### PROBLEM TO SOLVE
Copy out lines with the word "your" from the material that follows.

### DATA EXCERPTS
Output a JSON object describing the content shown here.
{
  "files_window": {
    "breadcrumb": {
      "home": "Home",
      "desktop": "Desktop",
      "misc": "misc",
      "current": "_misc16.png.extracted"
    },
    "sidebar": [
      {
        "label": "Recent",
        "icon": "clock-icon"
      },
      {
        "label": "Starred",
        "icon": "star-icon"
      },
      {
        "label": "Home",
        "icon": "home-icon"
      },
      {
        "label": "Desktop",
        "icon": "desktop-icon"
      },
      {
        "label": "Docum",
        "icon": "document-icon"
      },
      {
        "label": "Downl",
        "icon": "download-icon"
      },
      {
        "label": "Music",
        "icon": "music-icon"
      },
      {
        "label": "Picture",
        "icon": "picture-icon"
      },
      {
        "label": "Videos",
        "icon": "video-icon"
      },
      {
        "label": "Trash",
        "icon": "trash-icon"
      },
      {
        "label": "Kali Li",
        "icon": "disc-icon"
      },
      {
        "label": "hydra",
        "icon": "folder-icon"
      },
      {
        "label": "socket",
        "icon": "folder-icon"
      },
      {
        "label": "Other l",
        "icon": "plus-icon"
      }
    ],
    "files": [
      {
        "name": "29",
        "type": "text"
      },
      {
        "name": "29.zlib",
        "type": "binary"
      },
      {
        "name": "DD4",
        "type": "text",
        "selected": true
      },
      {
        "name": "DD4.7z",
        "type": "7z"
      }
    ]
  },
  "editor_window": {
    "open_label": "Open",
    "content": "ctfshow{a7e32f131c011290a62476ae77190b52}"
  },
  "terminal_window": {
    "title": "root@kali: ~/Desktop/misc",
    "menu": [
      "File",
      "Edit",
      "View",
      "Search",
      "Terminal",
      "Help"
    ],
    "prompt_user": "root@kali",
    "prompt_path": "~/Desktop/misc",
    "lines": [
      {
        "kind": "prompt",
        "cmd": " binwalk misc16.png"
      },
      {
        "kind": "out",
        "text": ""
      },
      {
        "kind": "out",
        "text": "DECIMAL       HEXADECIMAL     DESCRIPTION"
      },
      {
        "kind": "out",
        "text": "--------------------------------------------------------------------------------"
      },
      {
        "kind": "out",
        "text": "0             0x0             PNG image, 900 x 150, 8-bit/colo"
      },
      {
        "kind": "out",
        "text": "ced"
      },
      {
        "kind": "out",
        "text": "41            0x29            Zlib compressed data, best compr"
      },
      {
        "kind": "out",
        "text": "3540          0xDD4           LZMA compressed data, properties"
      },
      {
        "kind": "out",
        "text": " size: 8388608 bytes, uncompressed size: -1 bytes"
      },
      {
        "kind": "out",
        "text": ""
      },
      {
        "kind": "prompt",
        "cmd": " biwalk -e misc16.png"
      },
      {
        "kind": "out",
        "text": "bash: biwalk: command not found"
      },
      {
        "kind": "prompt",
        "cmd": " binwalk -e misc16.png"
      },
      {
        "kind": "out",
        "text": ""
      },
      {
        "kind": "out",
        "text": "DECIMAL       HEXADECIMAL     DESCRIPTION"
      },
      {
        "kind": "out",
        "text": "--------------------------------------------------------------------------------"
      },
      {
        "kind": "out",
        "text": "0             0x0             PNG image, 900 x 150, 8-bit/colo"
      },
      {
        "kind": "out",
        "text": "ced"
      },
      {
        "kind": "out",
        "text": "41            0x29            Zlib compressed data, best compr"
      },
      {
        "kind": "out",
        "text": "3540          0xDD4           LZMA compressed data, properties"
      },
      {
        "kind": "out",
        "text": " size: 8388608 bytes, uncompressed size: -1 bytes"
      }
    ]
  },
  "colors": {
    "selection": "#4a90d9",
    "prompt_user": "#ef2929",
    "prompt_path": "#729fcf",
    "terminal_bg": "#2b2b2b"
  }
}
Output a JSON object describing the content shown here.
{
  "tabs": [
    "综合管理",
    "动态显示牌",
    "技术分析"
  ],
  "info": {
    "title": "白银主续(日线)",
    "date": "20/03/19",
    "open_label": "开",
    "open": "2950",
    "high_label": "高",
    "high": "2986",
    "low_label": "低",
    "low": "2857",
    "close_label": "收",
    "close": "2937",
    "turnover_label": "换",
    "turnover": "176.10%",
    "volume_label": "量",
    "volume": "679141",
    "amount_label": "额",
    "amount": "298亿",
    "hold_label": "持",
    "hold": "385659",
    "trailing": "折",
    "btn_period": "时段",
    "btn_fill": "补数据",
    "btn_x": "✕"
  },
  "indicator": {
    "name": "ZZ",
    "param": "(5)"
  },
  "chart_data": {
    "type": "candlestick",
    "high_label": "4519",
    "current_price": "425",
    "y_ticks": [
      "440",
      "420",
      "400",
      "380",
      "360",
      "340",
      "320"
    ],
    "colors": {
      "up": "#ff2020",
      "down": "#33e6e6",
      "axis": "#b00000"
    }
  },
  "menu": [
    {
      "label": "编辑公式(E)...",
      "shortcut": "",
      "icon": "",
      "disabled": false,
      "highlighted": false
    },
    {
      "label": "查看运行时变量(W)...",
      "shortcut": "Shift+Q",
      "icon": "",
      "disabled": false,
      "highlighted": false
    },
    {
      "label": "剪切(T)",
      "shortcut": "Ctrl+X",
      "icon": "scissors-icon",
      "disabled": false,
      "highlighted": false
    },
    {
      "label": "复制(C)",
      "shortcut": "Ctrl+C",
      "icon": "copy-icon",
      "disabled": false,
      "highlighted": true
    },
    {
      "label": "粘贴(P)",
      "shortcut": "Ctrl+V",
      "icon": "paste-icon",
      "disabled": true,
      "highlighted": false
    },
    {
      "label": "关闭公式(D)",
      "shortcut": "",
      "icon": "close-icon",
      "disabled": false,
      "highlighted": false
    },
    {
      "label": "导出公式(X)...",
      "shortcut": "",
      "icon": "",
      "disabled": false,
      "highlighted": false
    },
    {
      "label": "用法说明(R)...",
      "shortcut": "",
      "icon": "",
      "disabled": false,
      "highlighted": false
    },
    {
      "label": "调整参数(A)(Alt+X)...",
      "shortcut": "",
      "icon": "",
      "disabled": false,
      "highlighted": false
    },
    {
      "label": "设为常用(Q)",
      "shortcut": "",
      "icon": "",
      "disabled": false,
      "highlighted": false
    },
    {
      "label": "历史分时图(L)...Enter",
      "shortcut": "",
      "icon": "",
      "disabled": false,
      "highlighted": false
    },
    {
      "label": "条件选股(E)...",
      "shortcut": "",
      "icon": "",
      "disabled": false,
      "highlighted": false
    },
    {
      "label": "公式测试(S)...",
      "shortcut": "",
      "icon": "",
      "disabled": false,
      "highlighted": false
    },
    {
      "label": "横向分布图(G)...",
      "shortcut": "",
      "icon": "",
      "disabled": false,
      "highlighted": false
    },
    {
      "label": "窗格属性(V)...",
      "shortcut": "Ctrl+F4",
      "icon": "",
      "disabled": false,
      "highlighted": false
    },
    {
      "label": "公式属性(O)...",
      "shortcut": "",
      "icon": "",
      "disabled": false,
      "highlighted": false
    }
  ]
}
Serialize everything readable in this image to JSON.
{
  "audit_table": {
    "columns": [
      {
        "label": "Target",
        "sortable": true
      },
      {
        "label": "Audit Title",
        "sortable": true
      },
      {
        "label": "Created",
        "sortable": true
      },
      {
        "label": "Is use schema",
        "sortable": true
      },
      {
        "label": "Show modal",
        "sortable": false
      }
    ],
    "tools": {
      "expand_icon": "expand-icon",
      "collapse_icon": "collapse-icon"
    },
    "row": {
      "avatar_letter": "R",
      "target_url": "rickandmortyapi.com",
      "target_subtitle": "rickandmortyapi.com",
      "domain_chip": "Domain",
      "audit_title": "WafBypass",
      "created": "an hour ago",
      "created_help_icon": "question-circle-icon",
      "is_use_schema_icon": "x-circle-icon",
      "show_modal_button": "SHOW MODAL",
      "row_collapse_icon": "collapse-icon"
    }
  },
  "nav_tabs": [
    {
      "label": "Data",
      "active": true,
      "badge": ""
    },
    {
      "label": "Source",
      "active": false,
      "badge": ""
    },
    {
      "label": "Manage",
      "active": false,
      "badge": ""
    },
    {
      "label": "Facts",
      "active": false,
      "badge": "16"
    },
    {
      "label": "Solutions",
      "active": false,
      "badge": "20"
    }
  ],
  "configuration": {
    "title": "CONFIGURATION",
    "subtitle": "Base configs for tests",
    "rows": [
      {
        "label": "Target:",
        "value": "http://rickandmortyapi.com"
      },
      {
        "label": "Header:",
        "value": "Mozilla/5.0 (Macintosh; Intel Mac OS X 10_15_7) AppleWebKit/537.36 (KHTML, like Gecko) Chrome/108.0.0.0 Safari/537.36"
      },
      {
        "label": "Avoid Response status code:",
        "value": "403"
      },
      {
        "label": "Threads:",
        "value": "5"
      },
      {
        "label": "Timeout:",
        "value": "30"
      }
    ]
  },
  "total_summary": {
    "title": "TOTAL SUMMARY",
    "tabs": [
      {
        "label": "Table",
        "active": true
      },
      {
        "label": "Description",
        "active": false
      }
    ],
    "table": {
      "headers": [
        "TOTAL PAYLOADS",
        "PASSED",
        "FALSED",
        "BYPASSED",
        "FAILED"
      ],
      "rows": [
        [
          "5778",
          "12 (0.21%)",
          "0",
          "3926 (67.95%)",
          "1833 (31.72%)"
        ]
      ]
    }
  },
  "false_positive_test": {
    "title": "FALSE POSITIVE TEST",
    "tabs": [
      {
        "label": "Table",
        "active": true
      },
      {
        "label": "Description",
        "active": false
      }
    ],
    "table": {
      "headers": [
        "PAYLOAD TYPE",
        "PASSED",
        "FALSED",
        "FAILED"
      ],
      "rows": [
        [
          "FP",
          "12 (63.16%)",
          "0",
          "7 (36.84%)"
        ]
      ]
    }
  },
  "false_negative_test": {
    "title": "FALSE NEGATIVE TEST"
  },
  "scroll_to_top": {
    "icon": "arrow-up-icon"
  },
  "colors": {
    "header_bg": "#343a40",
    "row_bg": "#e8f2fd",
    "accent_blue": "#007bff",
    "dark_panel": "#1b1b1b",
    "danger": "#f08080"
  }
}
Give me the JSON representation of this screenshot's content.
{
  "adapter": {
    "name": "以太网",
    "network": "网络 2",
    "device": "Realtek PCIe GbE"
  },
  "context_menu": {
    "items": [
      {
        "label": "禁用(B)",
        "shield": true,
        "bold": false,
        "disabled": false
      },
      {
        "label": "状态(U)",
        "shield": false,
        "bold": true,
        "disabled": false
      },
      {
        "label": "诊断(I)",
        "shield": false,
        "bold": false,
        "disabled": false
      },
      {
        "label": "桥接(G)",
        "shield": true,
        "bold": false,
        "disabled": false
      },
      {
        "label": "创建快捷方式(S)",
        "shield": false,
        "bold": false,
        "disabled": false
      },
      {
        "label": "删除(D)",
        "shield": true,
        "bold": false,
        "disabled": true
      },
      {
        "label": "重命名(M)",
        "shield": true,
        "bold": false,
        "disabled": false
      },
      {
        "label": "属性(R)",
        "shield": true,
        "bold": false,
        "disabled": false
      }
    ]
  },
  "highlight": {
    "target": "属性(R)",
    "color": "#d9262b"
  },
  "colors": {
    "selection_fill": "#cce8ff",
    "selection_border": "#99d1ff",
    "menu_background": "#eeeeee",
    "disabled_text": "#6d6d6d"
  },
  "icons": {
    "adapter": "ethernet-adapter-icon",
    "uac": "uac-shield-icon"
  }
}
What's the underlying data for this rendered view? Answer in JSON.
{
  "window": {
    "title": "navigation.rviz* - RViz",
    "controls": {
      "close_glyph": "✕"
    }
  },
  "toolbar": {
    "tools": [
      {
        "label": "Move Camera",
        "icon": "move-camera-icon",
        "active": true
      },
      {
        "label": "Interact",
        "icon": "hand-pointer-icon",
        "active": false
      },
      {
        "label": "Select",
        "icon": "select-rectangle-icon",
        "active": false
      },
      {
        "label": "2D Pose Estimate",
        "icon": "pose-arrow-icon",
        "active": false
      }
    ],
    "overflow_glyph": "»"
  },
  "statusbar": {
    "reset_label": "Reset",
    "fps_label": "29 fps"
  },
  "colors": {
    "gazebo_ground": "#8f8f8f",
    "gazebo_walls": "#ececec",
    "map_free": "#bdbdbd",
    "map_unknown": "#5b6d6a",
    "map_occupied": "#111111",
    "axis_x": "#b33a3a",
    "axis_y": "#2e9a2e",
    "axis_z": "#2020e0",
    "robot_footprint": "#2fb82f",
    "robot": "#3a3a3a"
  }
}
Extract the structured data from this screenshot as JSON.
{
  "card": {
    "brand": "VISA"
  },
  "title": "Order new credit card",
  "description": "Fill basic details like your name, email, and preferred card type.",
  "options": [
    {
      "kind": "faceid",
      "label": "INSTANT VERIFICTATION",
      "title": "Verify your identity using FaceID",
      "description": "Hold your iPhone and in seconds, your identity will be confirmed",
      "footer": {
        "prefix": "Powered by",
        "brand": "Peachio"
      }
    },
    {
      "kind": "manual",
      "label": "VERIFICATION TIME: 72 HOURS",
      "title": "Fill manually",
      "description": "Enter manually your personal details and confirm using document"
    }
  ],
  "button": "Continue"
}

### SOLUTION TO THIS EXERCISE
  "description": "Fill basic details like your name, email, and preferred card type.",
      "title": "Verify your identity using FaceID",
      "description": "Hold your iPhone and in seconds, your identity will be confirmed",
      "description": "Enter manually your personal details and confirm using document"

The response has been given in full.